→ Task statement: Copy out the entries below unchanged, from the line containing "897, 150, 898]" to the line containing "citation-link[interactable]: Armstrong, Fitzgerald, &", including both of those lines.

----------------------------------------

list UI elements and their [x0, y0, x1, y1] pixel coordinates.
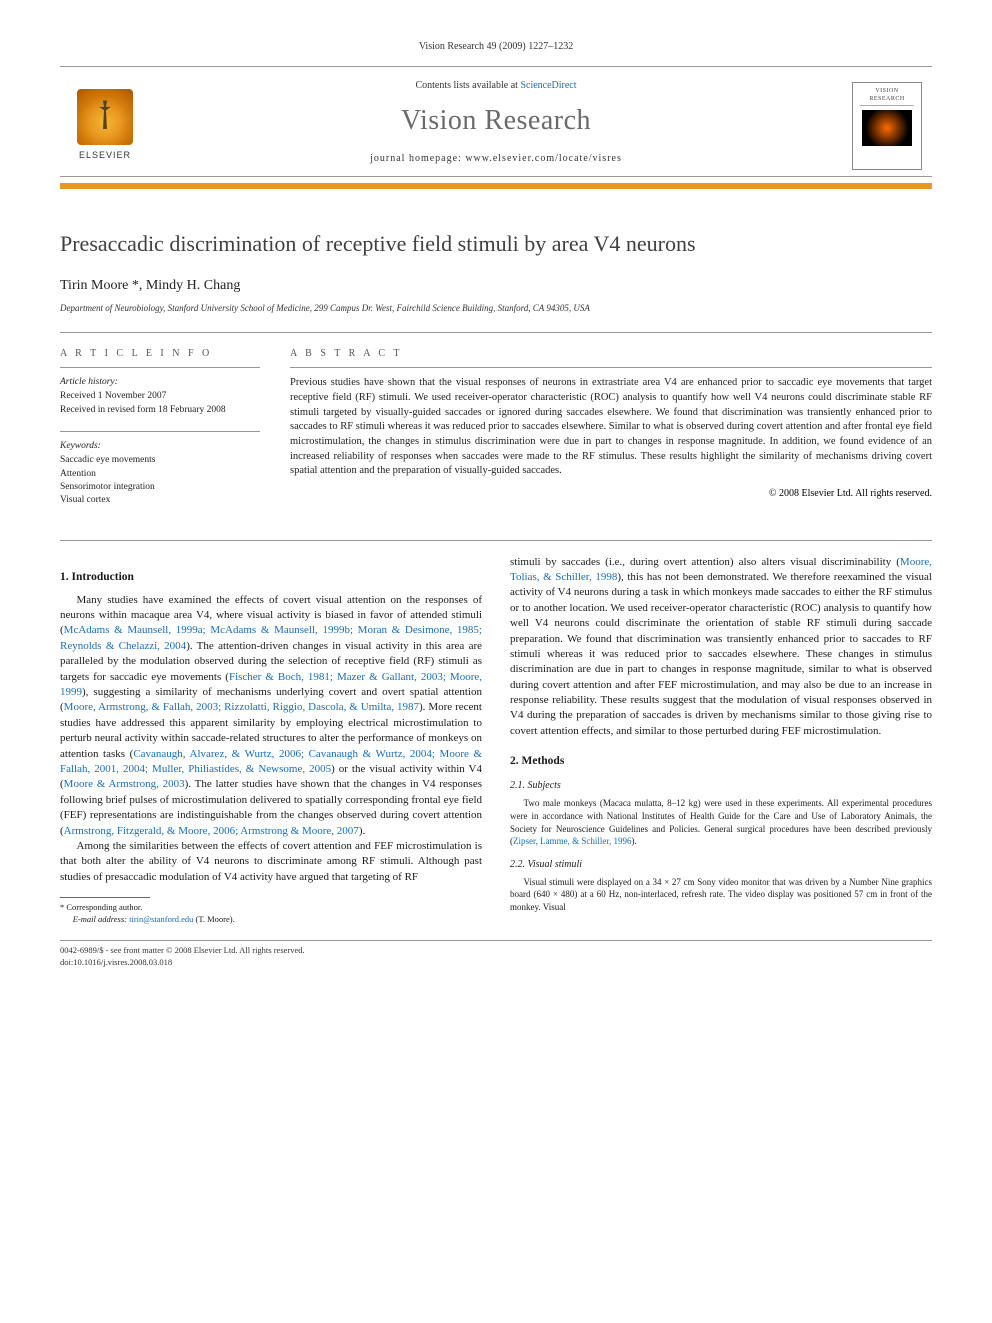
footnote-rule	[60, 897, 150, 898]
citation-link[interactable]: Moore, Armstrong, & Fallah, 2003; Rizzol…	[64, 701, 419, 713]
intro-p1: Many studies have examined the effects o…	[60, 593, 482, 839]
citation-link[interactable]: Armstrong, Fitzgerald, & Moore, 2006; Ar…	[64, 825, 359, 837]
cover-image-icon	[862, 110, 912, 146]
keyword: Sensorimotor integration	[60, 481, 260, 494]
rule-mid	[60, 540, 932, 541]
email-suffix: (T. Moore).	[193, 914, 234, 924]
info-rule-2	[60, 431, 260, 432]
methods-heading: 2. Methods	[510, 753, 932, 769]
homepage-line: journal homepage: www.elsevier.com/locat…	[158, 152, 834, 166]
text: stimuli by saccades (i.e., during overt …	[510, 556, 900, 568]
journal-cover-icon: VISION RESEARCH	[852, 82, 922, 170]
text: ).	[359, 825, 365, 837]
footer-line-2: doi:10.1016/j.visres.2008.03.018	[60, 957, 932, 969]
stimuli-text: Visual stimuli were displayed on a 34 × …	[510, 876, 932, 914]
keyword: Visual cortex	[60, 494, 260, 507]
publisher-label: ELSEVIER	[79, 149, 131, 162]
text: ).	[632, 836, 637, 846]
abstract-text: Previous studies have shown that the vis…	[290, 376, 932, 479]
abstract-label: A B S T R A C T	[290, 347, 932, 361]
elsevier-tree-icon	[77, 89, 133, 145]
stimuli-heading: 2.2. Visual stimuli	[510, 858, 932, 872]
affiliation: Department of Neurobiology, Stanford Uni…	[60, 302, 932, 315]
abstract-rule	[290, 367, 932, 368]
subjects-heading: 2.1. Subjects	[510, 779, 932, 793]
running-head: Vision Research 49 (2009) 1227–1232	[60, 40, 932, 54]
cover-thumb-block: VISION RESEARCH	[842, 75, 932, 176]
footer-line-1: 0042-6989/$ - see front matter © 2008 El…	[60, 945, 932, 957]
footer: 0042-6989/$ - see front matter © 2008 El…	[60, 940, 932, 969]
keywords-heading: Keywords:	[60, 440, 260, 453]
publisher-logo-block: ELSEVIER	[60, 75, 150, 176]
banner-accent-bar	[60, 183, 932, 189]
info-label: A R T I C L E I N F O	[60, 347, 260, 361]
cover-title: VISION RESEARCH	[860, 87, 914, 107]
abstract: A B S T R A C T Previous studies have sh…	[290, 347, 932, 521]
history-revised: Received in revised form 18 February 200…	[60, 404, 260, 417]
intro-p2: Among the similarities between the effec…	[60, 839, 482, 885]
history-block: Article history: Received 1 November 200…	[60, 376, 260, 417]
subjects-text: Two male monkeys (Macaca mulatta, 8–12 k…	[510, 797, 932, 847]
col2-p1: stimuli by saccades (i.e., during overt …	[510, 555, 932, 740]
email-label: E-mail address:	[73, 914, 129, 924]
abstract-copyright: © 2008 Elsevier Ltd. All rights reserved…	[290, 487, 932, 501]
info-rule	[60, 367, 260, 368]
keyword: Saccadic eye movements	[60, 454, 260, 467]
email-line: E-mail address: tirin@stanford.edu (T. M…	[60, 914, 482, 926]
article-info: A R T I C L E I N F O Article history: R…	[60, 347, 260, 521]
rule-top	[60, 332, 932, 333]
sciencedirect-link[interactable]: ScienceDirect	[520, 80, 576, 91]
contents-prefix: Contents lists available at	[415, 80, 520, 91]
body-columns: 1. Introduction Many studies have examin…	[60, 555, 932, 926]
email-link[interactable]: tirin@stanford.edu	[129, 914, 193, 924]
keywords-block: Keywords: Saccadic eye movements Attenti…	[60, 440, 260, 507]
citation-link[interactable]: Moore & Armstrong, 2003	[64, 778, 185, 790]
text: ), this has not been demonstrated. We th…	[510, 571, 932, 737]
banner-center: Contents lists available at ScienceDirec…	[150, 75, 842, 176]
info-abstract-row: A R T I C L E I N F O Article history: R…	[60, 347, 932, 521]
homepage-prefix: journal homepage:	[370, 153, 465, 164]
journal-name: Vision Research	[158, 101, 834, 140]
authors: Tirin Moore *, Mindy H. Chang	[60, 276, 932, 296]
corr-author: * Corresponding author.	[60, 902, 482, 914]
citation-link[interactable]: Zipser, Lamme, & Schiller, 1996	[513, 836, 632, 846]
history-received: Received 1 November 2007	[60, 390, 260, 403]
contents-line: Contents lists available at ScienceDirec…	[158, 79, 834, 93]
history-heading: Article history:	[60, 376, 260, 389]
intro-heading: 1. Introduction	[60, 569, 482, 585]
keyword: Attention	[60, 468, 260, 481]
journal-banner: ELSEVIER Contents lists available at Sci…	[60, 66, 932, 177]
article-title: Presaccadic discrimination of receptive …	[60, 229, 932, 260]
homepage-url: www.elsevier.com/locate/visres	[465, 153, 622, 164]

----------------------------------------

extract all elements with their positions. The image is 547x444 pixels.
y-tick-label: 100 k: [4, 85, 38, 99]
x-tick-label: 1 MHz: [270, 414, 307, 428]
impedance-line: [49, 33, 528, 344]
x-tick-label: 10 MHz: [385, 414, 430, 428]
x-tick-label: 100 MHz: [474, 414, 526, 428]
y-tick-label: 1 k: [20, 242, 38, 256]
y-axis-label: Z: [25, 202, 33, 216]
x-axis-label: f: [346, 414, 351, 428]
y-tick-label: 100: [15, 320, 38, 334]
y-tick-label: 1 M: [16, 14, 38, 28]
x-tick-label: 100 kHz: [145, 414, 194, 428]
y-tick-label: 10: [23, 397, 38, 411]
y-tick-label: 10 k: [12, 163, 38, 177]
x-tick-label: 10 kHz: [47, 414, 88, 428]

----------------------------------------

→ Final answer:
footnote-rule	[60, 897, 150, 898]
citation-link[interactable]: Moore, Armstrong, & Fallah, 2003; Rizzol…	[64, 701, 419, 713]
intro-p1: Many studies have examined the effects o…	[60, 593, 482, 839]
citation-link[interactable]: Armstrong, Fitzgerald, & Moore, 2006; Ar…	[64, 825, 359, 837]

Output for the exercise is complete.